[start Records]
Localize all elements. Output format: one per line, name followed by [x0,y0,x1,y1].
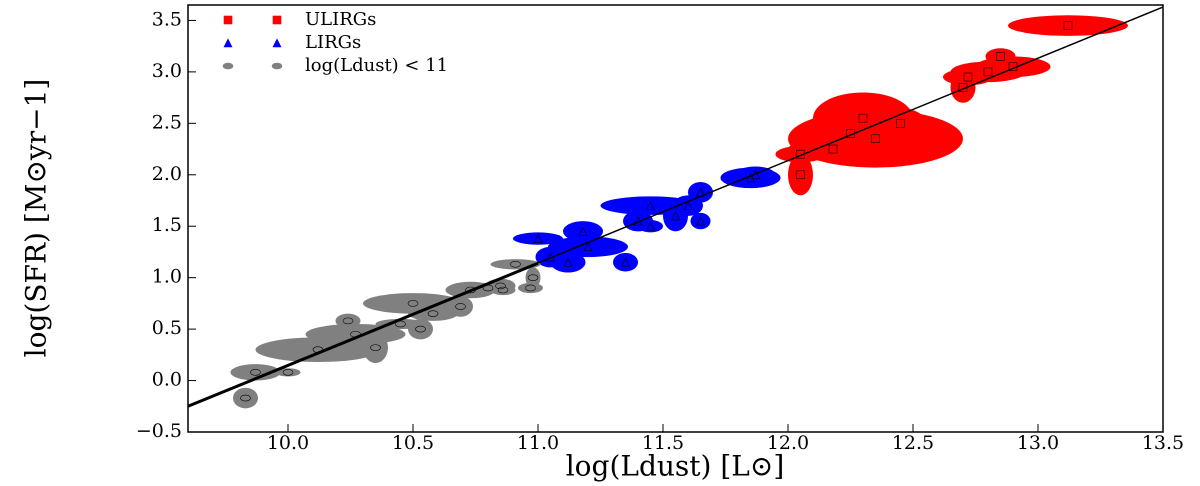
x-tick-label: 13.0 [1017,432,1059,454]
point-marker [983,67,993,77]
point-marker [996,52,1005,61]
x-axis-label: log(Ldust) [L⊙] [566,450,785,483]
point-marker [621,257,630,267]
error-ellipse [1008,15,1128,36]
error-ellipse [230,364,281,381]
error-ellipse [638,220,663,233]
point-marker [250,369,261,376]
y-tick-label: 3.0 [152,60,182,82]
x-tick-label: 13.5 [1142,432,1184,454]
error-ellipse [875,107,926,139]
point-marker [871,134,880,144]
point-marker [796,170,805,180]
y-tick-label: 0.0 [152,369,182,391]
point-marker [407,300,419,307]
fit-line [187,261,539,408]
point-marker [858,113,868,123]
error-ellipse [513,232,563,245]
point-marker [646,221,655,231]
legend-marker [223,15,233,25]
x-tick-label: 11.5 [642,432,684,454]
point-marker [282,369,294,376]
point-marker [240,394,251,402]
legend-marker [272,38,282,48]
y-tick-label: 1.0 [152,266,182,288]
error-ellipse [735,166,776,184]
error-ellipse [375,318,426,330]
point-marker [342,317,354,325]
point-marker [563,257,573,267]
legend-label: log(Ldust) < 11 [305,55,448,76]
y-axis-label: log(SFR) [M⊙yr−1] [20,79,53,358]
error-ellipse [525,267,541,288]
error-ellipse [550,251,586,273]
point-marker [510,260,521,268]
point-marker [415,325,426,333]
point-marker [671,211,680,221]
legend-marker [223,38,233,48]
y-tick-label: −0.5 [136,420,182,442]
legend-marker [222,62,234,70]
point-marker [427,310,439,317]
legend-label: LIRGs [305,32,361,53]
error-ellipse [985,48,1016,65]
x-tick-label: 10.5 [392,432,434,454]
error-ellipse [548,236,628,258]
point-marker [370,344,381,351]
legend-label: ULIRGs [305,9,376,30]
point-marker [828,144,838,154]
y-tick-label: 1.5 [152,214,182,236]
error-ellipse [690,212,711,230]
point-marker [683,200,693,210]
y-tick-label: 3.5 [152,8,182,30]
point-marker [533,233,543,243]
point-marker [963,72,973,82]
y-tick-label: 2.5 [152,111,182,133]
legend-marker [272,15,282,25]
error-ellipse [448,296,473,317]
point-marker [746,173,755,183]
y-tick-label: 0.5 [152,317,182,339]
error-ellipse [800,118,901,150]
error-ellipse [490,284,516,296]
point-marker [583,242,593,252]
error-ellipse [233,387,258,409]
point-marker [455,303,466,310]
x-tick-label: 11.0 [517,432,559,454]
point-marker [646,200,655,210]
point-marker [495,282,506,290]
point-marker [1063,21,1073,30]
error-ellipse [275,368,301,377]
x-tick-label: 10.0 [267,432,309,454]
plot-frame [187,4,1164,433]
point-marker [696,216,705,226]
x-tick-label: 12.0 [767,432,809,454]
point-marker [525,284,536,292]
point-marker [497,286,509,294]
error-ellipse [563,221,603,242]
point-marker [578,226,588,236]
x-tick-label: 12.5 [892,432,934,454]
error-ellipse [688,181,713,203]
point-marker [896,119,905,128]
error-ellipse [788,154,813,196]
point-marker [527,274,539,281]
y-tick-label: 2.0 [152,163,182,185]
error-ellipse [613,252,638,272]
legend-marker [271,62,283,70]
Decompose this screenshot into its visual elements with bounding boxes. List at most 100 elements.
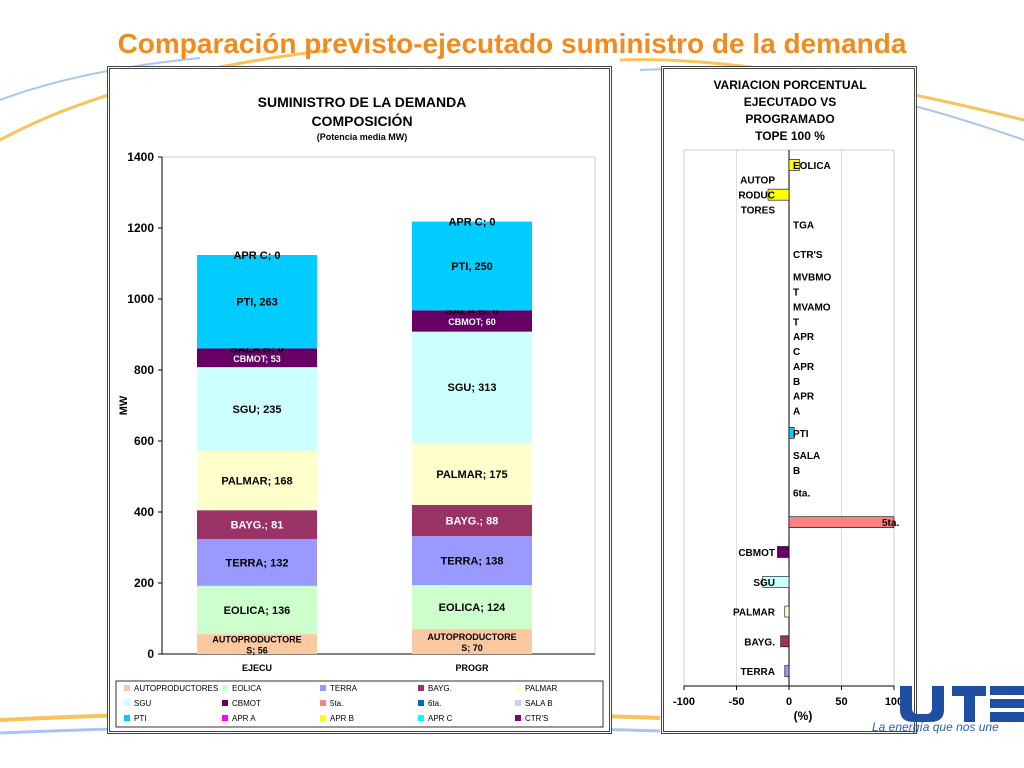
[end Records]
• Exercise: Rewrite all of the data above, swapping every "elements" for "components" and keeping everything else unchanged. Leave the pictures out.

• Exercise solution:
Localize all components. Output format: one per line, name followed by [x0,y0,x1,y1].
x-tick-label: 13.0 [1017,432,1059,454]
point-marker [983,67,993,77]
point-marker [996,52,1005,61]
x-axis-label: log(Ldust) [L⊙] [566,450,785,483]
point-marker [621,257,630,267]
error-ellipse [1008,15,1128,36]
error-ellipse [230,364,281,381]
error-ellipse [638,220,663,233]
point-marker [250,369,261,376]
y-tick-label: 3.0 [152,60,182,82]
x-tick-label: 13.5 [1142,432,1184,454]
error-ellipse [875,107,926,139]
point-marker [871,134,880,144]
point-marker [796,170,805,180]
y-tick-label: 0.0 [152,369,182,391]
point-marker [407,300,419,307]
fit-line [187,261,539,408]
point-marker [858,113,868,123]
error-ellipse [513,232,563,245]
point-marker [646,221,655,231]
legend-marker [223,15,233,25]
x-tick-label: 11.5 [642,432,684,454]
point-marker [282,369,294,376]
point-marker [240,394,251,402]
legend-marker [272,38,282,48]
y-tick-label: 1.0 [152,266,182,288]
error-ellipse [735,166,776,184]
error-ellipse [375,318,426,330]
point-marker [342,317,354,325]
point-marker [563,257,573,267]
legend-label: log(Ldust) < 11 [305,55,448,76]
y-axis-label: log(SFR) [M⊙yr−1] [20,79,53,358]
error-ellipse [525,267,541,288]
error-ellipse [550,251,586,273]
point-marker [510,260,521,268]
point-marker [415,325,426,333]
point-marker [671,211,680,221]
legend-marker [223,38,233,48]
y-tick-label: −0.5 [136,420,182,442]
legend-marker [222,62,234,70]
point-marker [427,310,439,317]
legend-label: LIRGs [305,32,361,53]
error-ellipse [985,48,1016,65]
x-tick-label: 10.5 [392,432,434,454]
error-ellipse [548,236,628,258]
point-marker [370,344,381,351]
legend-label: ULIRGs [305,9,376,30]
point-marker [828,144,838,154]
y-tick-label: 1.5 [152,214,182,236]
error-ellipse [690,212,711,230]
point-marker [683,200,693,210]
y-tick-label: 3.5 [152,8,182,30]
point-marker [533,233,543,243]
point-marker [963,72,973,82]
y-tick-label: 2.5 [152,111,182,133]
legend-marker [272,15,282,25]
error-ellipse [448,296,473,317]
point-marker [746,173,755,183]
y-tick-label: 0.5 [152,317,182,339]
error-ellipse [800,118,901,150]
error-ellipse [490,284,516,296]
point-marker [583,242,593,252]
error-ellipse [233,387,258,409]
point-marker [455,303,466,310]
x-tick-label: 11.0 [517,432,559,454]
point-marker [646,200,655,210]
point-marker [495,282,506,290]
point-marker [1063,21,1073,30]
error-ellipse [275,368,301,377]
x-tick-label: 10.0 [267,432,309,454]
plot-frame [187,4,1164,433]
point-marker [696,216,705,226]
x-tick-label: 12.0 [767,432,809,454]
point-marker [525,284,536,292]
point-marker [497,286,509,294]
error-ellipse [563,221,603,242]
point-marker [578,226,588,236]
x-tick-label: 12.5 [892,432,934,454]
error-ellipse [688,181,713,203]
point-marker [896,119,905,128]
error-ellipse [788,154,813,196]
point-marker [527,274,539,281]
y-tick-label: 2.0 [152,163,182,185]
error-ellipse [613,252,638,272]
legend-marker [271,62,283,70]
Decompose this screenshot into its visual components with bounding boxes. List at most 100 components.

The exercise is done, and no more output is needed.